—por Alberto
Hernández—
Hacer un libro desde el olvido. Desde lo que podría
ser el olvido. La lucha contra la desmemoria: allí está el olvido, zumbando,
alargando el tiempo, borrando una vieja carretera, el espinazo del horizonte,
un cocotero, una casa, la mirada de la abuela o la mano que traza sobre una
tela.
El olvido es un hueco frente a la mirada. También un
agujero que conduce a la angustia, a la desazón. Olvidar es perderse en el
mismo paisaje que se olvida. O en el rostro que hace un rato estuvo ante los
ojos mientras las palabras recorrían el viento de la costa. O el espeso
silencio de un apartamento.
Mientras llueve el olvido se convierte en tema.
Gotea igual. Se empoza el agua de la memoria. Aparecen puntos luminosos que se
organizan en textos escritos. En la manera de caminar, decir o mirar de la
familia. Los olores, los colores, los dolores, la vida y la muerte. Pero
olvidar no es un castigo. Es una ilusión. Nada se olvida. Todo ha quedado en
reserva. Guardado en el algún lugar, en la memoria de otro.
Olvidar es regresar al mismo sitio todas las veces
que la memoria obliga a nombrar un paisaje, el color o el calor de un sitio.
Deletrearlo con la boca cerrada, con los ojos abiertos, hasta que el nombre, el
apellido, el sonido perdido se conviertan en presente, en el instante de querer
regresar al pasado con todos los enseres del recuerdo.
La lucha contra el olvido la hallamos en los libros,
en los papeles guardados en gavetas, en tarjetas postales, en servilletas, en
un grafiti, en alguna palabra escrita en la pared. En un objeto que nos habla. O
en un eco. La tradición de la escritura para recobrar lo perdido la encontramos
en algunos autores de nuestro patio. La familia que abunda en las páginas, la
que recorre los pasillos de la casa, la que se hace sombra bajo el sol, la que
se exilia y no regresa, la que juega con los animales, la que cultiva un
jardín, la que toca un piano, la que nombra los lugares habitados y ahora
relegados.
Por ese sendero nos encontramos con Teresa de la
Parra. En sus “Las memoria de mamá Blanca” está el país de la “evocación de una
infancia encantada”, como escribe Mariela Álvarez en el prólogo de la novela
editada por la Biblioteca Popular Eldorado de Monte Ávila Editores en 1972. Y
así en “Ifigenia”, la narrativa de una ciudad que no se quiere olvidar. La que
se niega a no ser.
Para sólo mencionar algunos ejemplos (no me alcanza
la memoria) me valgo de “El exilio del tiempo”, de Ana Teresa Torres; de toda
la bibliografía de Alfredo Armas Alfonzo, Miguel Otero Silva, Uslar, Meneses,
Pocaterra, Bernardo Núñez; de “Mi padre el ausente”, de Alejandro Padrón; de
mucha de la obra de Eduardo Casanova; de la poesía de Yolanda Pantin; de
“Expediente familiar”, de Miguel Szinetar; de “Amores y castigo”, de Federico
Vegas, y así de tantos otros que han tenido en la costra del país el asidero
para ser escritos.

Lista de datos:
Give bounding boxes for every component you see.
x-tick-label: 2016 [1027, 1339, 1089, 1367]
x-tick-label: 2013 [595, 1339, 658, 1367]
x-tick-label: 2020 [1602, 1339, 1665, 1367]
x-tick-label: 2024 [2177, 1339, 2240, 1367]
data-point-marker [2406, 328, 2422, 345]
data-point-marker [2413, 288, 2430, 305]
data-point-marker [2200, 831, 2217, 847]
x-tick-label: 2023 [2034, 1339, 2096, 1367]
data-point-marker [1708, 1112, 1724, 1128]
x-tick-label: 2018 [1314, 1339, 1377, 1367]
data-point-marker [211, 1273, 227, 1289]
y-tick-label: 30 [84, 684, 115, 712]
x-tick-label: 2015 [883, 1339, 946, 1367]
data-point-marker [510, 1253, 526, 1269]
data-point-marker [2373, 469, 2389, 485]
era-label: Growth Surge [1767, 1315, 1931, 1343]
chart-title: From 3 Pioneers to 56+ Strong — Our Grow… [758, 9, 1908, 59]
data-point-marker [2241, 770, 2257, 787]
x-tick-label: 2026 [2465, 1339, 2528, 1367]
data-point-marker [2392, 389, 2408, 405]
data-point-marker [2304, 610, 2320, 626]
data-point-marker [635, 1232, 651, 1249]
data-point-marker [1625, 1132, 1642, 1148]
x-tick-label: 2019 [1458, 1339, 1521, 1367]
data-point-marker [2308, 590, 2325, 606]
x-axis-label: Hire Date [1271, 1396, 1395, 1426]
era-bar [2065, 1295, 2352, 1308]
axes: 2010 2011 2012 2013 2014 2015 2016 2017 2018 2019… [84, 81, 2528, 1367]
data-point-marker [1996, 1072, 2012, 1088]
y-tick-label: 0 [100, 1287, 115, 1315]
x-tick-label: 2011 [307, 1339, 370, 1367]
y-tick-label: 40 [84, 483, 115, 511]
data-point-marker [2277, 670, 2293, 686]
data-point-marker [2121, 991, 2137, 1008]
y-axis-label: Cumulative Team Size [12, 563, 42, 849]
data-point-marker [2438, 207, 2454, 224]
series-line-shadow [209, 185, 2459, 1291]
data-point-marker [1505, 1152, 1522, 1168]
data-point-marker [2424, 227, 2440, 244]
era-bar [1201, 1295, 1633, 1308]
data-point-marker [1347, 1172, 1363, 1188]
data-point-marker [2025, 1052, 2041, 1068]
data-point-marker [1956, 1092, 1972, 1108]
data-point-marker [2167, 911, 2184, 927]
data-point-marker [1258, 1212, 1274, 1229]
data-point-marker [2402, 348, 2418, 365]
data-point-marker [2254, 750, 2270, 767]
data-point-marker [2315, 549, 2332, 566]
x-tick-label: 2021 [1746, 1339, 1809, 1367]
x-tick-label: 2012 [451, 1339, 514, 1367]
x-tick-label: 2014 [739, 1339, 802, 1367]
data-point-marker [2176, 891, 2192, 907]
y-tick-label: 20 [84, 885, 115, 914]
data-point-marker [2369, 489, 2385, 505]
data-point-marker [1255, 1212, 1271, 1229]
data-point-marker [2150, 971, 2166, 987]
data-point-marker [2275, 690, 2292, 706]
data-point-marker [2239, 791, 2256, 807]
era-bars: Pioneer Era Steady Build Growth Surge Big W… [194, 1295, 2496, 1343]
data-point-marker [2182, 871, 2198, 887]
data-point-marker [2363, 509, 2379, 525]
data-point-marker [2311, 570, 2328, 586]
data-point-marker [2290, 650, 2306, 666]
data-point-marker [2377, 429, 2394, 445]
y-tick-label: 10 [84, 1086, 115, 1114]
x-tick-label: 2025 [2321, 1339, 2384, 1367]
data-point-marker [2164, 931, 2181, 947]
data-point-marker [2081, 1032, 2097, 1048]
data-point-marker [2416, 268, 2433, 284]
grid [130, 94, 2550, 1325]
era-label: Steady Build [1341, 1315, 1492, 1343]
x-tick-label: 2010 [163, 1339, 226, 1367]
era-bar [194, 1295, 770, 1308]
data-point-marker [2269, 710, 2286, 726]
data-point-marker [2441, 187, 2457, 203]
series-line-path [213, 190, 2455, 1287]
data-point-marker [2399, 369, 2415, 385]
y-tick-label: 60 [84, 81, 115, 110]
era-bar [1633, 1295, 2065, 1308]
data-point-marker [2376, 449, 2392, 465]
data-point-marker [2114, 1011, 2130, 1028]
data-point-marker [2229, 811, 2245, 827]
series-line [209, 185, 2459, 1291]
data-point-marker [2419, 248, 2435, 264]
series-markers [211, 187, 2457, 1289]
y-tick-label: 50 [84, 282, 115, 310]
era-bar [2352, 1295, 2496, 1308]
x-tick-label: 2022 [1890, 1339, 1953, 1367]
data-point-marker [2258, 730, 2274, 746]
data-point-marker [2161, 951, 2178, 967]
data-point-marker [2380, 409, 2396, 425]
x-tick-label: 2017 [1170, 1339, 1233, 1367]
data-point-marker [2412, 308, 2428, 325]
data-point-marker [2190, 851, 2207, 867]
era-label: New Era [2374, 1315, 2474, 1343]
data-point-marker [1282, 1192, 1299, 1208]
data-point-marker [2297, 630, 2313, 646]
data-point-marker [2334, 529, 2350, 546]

Objetivo del ejercicio:
Transcribe sin cambios el pasaje del texto sobre el olvido que va desde "Para sólo mencionar" hasta "para ser escritos.", incluidas ambas expresiones.

Respuesta:
Para sólo mencionar algunos ejemplos (no me alcanza
la memoria) me valgo de “El exilio del tiempo”, de Ana Teresa Torres; de toda
la bibliografía de Alfredo Armas Alfonzo, Miguel Otero Silva, Uslar, Meneses,
Pocaterra, Bernardo Núñez; de “Mi padre el ausente”, de Alejandro Padrón; de
mucha de la obra de Eduardo Casanova; de la poesía de Yolanda Pantin; de
“Expediente familiar”, de Miguel Szinetar; de “Amores y castigo”, de Federico
Vegas, y así de tantos otros que han tenido en la costra del país el asidero
para ser escritos.